#### [The input]

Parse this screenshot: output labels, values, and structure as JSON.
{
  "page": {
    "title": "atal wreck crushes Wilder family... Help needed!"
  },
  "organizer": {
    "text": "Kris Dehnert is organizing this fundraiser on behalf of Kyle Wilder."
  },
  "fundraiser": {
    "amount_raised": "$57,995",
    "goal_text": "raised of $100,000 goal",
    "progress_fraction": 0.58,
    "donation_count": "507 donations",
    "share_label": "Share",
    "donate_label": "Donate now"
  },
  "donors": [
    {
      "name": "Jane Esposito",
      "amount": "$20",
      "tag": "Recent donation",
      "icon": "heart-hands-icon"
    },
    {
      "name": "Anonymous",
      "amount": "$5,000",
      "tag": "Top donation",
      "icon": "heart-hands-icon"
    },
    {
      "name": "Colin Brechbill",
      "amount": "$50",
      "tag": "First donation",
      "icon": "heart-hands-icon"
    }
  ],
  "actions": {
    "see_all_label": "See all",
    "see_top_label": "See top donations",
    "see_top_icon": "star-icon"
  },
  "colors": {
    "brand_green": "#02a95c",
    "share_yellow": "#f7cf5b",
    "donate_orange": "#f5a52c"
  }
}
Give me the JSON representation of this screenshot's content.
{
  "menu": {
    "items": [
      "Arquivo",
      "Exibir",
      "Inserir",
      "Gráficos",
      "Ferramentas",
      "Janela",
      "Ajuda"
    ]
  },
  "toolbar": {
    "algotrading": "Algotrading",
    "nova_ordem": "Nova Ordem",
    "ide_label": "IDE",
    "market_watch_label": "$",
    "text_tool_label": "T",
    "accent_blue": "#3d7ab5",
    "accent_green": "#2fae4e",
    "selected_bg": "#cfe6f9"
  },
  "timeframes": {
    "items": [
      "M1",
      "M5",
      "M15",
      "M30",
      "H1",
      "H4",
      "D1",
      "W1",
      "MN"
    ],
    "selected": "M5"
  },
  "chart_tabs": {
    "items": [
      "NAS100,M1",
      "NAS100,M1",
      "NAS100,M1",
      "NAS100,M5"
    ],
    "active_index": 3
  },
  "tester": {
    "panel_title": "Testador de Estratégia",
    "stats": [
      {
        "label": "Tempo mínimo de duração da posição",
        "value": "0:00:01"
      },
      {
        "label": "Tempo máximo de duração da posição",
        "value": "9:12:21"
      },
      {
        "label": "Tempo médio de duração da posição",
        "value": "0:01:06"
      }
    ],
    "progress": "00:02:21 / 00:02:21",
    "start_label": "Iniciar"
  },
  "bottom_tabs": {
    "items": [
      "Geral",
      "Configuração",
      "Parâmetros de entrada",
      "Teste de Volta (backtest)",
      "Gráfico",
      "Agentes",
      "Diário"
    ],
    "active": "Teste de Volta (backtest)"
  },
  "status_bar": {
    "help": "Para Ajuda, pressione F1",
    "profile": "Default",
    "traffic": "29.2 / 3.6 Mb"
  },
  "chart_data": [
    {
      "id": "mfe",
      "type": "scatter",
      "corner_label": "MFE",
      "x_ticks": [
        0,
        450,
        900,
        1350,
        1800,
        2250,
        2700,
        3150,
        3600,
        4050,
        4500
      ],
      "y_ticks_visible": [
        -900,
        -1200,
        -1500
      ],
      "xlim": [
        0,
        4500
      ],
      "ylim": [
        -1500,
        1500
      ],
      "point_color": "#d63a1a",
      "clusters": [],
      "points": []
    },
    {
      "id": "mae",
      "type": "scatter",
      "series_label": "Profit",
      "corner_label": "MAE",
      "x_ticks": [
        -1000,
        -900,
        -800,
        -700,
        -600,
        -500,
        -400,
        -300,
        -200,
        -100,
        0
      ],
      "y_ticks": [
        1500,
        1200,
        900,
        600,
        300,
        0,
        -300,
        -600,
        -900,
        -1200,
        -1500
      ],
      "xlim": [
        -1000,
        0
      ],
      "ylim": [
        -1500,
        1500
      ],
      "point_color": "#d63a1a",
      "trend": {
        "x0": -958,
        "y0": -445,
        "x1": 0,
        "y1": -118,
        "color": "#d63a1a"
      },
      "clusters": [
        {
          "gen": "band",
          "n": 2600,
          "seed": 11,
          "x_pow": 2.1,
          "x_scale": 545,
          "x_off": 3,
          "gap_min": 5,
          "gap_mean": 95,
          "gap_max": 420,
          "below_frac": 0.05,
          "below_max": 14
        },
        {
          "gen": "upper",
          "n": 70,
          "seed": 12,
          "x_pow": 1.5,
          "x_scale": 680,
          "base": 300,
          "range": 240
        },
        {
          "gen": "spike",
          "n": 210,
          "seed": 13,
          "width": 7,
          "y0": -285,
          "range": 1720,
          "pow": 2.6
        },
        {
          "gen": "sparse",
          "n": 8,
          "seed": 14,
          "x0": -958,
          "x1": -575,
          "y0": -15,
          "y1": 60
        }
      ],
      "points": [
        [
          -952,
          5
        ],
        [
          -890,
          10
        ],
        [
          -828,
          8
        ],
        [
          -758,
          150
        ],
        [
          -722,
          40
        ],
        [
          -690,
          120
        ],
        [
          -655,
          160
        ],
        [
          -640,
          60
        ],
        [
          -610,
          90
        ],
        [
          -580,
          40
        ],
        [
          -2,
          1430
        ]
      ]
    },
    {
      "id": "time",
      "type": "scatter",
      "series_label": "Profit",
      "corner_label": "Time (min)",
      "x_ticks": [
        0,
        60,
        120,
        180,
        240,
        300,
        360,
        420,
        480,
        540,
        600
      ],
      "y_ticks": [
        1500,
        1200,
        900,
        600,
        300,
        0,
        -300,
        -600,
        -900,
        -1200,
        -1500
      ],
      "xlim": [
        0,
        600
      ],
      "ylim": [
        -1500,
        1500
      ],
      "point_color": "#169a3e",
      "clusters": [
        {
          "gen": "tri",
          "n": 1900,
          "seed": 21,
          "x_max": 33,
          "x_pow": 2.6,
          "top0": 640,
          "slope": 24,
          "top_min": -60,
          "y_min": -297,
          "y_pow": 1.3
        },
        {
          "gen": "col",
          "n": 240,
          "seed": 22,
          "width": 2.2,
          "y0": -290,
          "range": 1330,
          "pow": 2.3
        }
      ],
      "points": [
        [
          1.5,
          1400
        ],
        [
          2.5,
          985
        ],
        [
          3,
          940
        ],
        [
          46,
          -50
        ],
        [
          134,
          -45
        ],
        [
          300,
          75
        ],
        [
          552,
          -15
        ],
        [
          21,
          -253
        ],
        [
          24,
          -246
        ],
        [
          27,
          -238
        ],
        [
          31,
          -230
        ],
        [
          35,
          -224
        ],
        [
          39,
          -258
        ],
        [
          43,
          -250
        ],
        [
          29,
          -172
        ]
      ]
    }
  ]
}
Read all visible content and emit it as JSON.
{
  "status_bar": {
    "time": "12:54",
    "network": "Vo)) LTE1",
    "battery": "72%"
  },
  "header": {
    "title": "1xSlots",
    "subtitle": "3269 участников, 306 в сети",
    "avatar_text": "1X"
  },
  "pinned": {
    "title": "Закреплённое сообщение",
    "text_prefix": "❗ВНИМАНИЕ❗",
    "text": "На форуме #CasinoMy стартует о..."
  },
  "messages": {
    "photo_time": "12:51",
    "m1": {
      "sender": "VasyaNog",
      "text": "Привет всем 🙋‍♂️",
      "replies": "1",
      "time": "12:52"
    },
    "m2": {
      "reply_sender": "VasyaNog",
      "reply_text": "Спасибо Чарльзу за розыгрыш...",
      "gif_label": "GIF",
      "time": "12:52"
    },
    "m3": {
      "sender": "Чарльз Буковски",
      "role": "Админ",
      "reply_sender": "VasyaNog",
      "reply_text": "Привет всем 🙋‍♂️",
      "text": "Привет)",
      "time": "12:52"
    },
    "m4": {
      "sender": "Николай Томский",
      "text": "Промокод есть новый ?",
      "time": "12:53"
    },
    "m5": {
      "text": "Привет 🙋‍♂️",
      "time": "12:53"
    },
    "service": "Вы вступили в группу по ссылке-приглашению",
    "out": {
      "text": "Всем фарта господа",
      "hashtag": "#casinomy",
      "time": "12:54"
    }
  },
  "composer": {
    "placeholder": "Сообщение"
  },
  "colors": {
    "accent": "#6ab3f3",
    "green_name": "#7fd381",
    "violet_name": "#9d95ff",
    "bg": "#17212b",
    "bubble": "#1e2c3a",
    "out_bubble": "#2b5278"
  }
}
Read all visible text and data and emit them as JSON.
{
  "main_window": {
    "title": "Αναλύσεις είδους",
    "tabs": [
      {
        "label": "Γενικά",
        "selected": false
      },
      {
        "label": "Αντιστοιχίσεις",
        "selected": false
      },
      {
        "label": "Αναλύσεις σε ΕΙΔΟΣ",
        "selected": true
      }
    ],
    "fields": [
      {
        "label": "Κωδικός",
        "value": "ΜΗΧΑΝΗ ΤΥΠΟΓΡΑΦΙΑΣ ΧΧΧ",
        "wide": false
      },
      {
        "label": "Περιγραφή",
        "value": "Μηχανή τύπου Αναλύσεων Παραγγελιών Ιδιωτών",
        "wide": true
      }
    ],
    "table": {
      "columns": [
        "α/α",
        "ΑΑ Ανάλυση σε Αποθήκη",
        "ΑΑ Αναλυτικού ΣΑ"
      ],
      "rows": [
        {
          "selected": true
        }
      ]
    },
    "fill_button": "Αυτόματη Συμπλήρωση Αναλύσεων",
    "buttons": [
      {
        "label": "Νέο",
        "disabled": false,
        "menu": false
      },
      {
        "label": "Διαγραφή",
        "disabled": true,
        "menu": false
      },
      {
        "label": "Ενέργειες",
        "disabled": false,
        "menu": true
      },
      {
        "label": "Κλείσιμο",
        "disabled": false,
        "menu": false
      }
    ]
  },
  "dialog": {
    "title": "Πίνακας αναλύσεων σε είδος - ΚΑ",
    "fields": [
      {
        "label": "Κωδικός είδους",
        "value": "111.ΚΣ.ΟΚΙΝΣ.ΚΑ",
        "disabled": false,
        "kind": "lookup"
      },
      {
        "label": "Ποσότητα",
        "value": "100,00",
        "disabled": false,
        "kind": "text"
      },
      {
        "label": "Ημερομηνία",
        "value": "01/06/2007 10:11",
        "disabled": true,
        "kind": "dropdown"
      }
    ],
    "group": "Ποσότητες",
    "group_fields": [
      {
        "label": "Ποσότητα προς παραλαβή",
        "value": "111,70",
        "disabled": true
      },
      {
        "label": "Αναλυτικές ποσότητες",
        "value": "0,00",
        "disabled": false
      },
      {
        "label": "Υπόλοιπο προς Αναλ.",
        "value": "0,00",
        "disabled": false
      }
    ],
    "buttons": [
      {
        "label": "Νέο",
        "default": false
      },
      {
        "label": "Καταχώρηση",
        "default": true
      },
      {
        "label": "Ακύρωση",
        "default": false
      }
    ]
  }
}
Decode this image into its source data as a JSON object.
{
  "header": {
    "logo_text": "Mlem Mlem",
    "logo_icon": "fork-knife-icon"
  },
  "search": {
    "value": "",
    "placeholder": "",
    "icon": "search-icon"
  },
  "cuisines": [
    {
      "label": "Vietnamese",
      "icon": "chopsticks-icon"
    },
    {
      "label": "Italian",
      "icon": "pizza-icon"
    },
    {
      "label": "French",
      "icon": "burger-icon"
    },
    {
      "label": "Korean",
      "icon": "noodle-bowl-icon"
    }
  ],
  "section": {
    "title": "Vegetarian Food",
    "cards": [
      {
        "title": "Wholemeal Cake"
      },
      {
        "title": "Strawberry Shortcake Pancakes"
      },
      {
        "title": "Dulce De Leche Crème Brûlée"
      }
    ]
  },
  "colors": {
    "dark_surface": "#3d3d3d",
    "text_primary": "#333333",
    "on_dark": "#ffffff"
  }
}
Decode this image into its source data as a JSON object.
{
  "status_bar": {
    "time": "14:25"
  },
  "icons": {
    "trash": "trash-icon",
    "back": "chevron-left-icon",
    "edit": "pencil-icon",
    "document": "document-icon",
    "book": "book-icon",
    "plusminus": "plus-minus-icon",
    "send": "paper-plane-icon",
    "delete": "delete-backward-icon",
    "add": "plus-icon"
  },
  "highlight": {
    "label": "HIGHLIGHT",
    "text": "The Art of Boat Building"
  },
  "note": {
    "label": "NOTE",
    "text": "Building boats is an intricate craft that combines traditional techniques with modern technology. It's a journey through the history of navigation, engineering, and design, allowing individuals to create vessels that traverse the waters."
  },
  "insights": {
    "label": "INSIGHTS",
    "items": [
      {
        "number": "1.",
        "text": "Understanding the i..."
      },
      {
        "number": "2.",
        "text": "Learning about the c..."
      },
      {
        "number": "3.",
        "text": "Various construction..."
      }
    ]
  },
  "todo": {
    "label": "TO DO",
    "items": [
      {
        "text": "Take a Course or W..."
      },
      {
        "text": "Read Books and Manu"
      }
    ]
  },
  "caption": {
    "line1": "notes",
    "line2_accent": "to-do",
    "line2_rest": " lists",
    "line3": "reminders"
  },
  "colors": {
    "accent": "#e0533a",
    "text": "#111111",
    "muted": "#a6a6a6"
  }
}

#### [Stated exercise]
Tally the lines of the listing above that include the word "seed". Answer with the number alone.

#### [Result for this task]
6